## YOUR TASK
In the entries that follow, how many lines contain the word "image"? Answer with the number only.
===
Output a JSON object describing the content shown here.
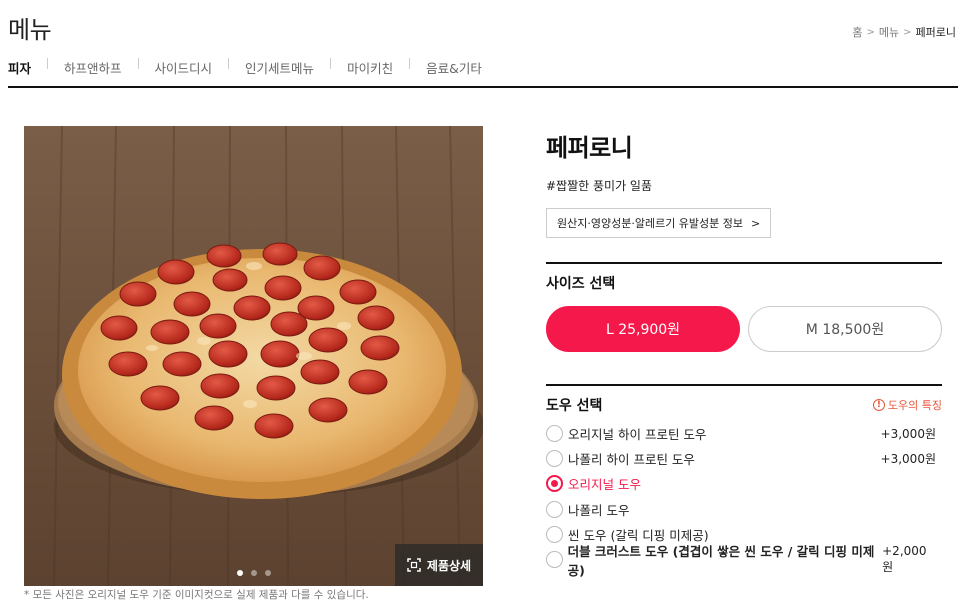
{
  "header": {
    "title": "메뉴",
    "breadcrumb": [
      "홈",
      "메뉴",
      "페퍼로니"
    ]
  },
  "tabs": [
    {
      "label": "피자",
      "active": true
    },
    {
      "label": "하프앤하프",
      "active": false
    },
    {
      "label": "사이드디시",
      "active": false
    },
    {
      "label": "인기세트메뉴",
      "active": false
    },
    {
      "label": "마이키친",
      "active": false
    },
    {
      "label": "음료&기타",
      "active": false
    }
  ],
  "image": {
    "detail_label": "제품상세",
    "note": "* 모든 사진은 오리지널 도우 기준 이미지컷으로 실제 제품과 다를 수 있습니다.",
    "slide_count": 3,
    "active_slide": 0
  },
  "product": {
    "name": "페퍼로니",
    "tag": "#짭짤한 풍미가 일품",
    "origin_button": "원산지·영양성분·알레르기 유발성분 정보"
  },
  "size": {
    "title": "사이즈 선택",
    "options": [
      {
        "label": "L 25,900원",
        "selected": true
      },
      {
        "label": "M 18,500원",
        "selected": false
      }
    ]
  },
  "dough": {
    "title": "도우 선택",
    "info_link": "도우의 특징",
    "options": [
      {
        "label": "오리지널 하이 프로틴 도우",
        "price": "+3,000원",
        "selected": false,
        "bold": false
      },
      {
        "label": "나폴리 하이 프로틴 도우",
        "price": "+3,000원",
        "selected": false,
        "bold": false
      },
      {
        "label": "오리지널 도우",
        "price": "",
        "selected": true,
        "bold": false
      },
      {
        "label": "나폴리 도우",
        "price": "",
        "selected": false,
        "bold": false
      },
      {
        "label": "씬 도우 (갈릭 디핑 미제공)",
        "price": "",
        "selected": false,
        "bold": false
      },
      {
        "label": "더블 크러스트 도우 (겹겹이 쌓은 씬 도우 / 갈릭 디핑 미제공)",
        "price": "+2,000원",
        "selected": false,
        "bold": true
      }
    ]
  },
  "colors": {
    "accent": "#f5184b",
    "info": "#e8563a"
  }
}
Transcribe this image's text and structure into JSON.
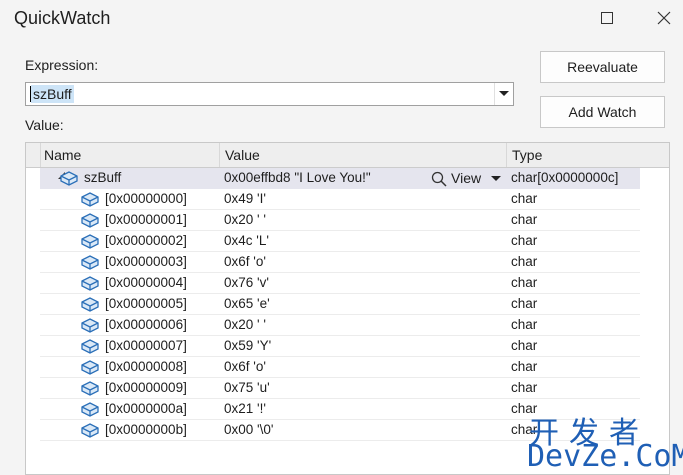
===
## FULL OUTPUT
2